● What to work on
Change "iqr-box" to "quartile-box" in the records from the line with "x-tick-label: 2 bbox=[192, 884, 203, 906]" up to and including the line with "outlier-point bbox=[192, 799, 202, 809]", leaving everything else as it is. Give back only those lines.

Records from a dataset
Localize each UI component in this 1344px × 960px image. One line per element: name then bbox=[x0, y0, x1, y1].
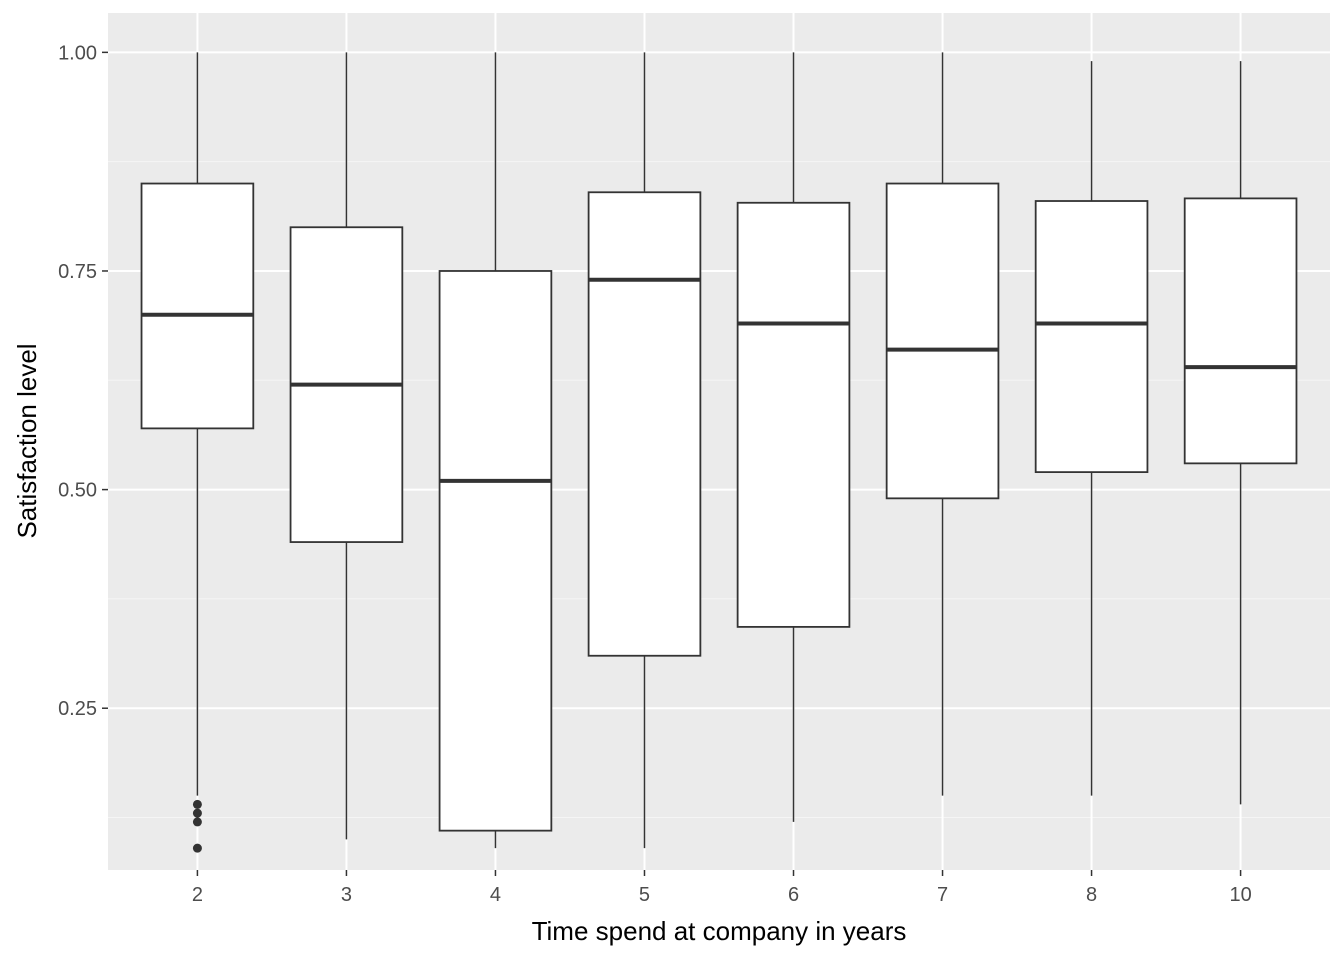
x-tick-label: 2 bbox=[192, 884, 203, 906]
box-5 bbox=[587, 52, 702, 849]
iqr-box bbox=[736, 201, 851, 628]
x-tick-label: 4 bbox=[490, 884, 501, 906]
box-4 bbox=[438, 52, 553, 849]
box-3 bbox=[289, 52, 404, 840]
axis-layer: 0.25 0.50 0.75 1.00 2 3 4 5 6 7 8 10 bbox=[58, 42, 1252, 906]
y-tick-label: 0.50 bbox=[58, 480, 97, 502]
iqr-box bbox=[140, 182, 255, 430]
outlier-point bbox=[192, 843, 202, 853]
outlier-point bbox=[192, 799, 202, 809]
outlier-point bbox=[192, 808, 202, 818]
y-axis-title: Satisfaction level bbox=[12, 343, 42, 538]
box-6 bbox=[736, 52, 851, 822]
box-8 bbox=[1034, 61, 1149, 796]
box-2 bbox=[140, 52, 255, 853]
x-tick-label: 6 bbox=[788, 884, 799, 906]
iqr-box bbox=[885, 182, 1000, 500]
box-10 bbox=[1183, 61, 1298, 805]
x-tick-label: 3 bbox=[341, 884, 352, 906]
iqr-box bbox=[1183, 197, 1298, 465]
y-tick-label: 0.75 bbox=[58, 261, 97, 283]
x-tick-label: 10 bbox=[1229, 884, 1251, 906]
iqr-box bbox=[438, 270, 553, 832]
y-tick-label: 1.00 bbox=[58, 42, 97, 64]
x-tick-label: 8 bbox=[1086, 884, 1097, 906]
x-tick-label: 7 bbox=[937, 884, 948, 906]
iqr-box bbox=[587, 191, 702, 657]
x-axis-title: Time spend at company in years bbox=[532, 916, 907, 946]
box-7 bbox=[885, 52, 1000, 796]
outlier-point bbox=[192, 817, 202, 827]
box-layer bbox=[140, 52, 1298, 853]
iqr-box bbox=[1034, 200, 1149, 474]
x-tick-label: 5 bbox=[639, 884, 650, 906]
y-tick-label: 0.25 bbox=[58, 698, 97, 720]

* * *

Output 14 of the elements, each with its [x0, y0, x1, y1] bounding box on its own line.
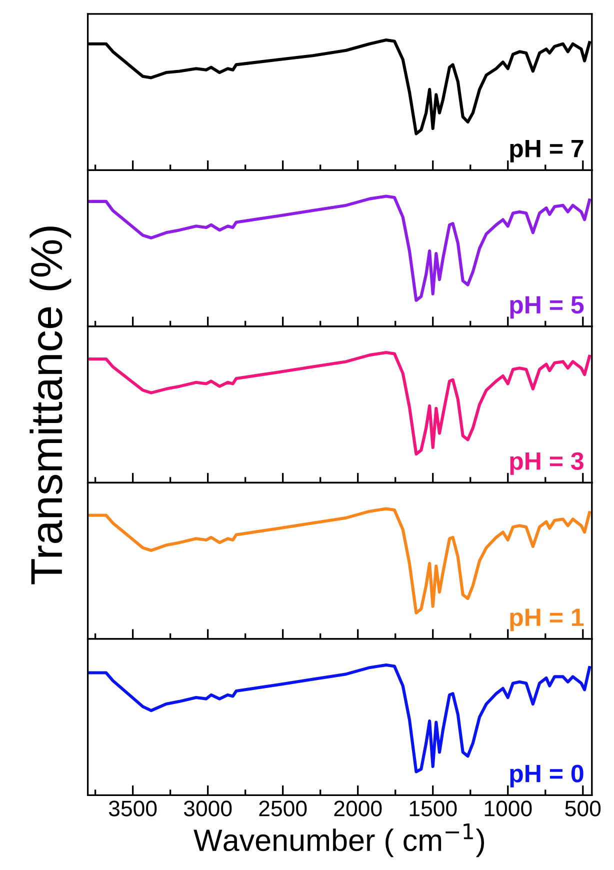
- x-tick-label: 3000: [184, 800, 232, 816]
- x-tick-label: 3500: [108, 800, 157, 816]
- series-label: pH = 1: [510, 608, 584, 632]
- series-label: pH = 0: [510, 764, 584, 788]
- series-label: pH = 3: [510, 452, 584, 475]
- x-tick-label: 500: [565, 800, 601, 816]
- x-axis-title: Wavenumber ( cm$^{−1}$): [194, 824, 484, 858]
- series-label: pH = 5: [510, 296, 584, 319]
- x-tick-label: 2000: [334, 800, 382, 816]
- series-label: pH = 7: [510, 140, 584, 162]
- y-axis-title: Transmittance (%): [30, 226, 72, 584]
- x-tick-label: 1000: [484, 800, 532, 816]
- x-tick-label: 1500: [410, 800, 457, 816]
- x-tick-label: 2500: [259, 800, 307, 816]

--

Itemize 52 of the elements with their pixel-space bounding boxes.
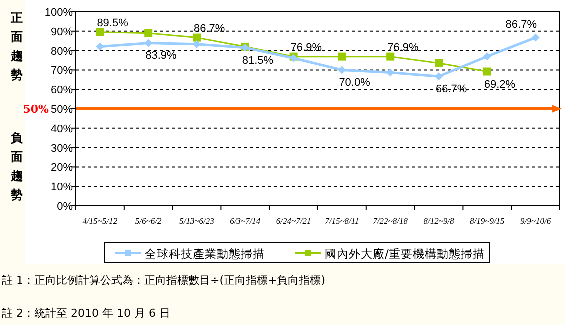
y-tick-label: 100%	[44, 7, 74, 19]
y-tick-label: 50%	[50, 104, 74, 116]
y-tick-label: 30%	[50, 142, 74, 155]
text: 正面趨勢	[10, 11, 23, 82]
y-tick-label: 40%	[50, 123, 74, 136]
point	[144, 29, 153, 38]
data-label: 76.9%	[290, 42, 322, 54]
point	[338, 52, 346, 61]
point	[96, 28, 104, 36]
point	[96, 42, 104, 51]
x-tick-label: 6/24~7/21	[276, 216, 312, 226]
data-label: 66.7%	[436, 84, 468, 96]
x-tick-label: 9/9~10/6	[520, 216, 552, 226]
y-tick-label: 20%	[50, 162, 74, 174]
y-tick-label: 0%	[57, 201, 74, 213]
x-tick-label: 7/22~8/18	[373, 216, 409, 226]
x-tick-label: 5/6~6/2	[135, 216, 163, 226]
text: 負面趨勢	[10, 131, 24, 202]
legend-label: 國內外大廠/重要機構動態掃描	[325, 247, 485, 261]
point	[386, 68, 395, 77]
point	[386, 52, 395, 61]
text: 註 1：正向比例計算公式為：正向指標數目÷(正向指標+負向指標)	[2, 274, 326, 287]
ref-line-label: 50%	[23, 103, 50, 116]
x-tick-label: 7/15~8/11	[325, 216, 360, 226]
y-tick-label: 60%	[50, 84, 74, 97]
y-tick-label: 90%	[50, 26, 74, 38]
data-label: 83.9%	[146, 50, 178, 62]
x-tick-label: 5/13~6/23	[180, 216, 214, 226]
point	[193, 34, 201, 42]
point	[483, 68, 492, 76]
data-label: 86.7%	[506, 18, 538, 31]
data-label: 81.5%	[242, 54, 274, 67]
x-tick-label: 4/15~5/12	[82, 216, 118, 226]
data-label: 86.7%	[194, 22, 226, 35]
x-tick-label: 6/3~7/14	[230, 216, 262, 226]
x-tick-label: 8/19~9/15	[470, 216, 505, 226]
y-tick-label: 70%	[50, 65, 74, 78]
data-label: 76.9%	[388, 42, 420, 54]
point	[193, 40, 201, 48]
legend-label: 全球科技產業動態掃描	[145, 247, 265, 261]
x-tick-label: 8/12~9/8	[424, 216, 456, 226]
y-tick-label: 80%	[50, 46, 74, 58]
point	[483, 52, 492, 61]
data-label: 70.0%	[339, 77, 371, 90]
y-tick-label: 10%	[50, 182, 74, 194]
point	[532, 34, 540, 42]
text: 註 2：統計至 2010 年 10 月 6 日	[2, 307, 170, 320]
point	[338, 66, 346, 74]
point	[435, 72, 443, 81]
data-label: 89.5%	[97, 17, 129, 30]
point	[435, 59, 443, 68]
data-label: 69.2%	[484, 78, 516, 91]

● Task result
x-tick-label: 2 bbox=[192, 884, 203, 906]
box-5 bbox=[587, 52, 702, 849]
quartile-box bbox=[736, 201, 851, 628]
x-tick-label: 4 bbox=[490, 884, 501, 906]
box-4 bbox=[438, 52, 553, 849]
box-3 bbox=[289, 52, 404, 840]
axis-layer: 0.25 0.50 0.75 1.00 2 3 4 5 6 7 8 10 bbox=[58, 42, 1252, 906]
y-tick-label: 0.50 bbox=[58, 480, 97, 502]
quartile-box bbox=[140, 182, 255, 430]
outlier-point bbox=[192, 843, 202, 853]
outlier-point bbox=[192, 799, 202, 809]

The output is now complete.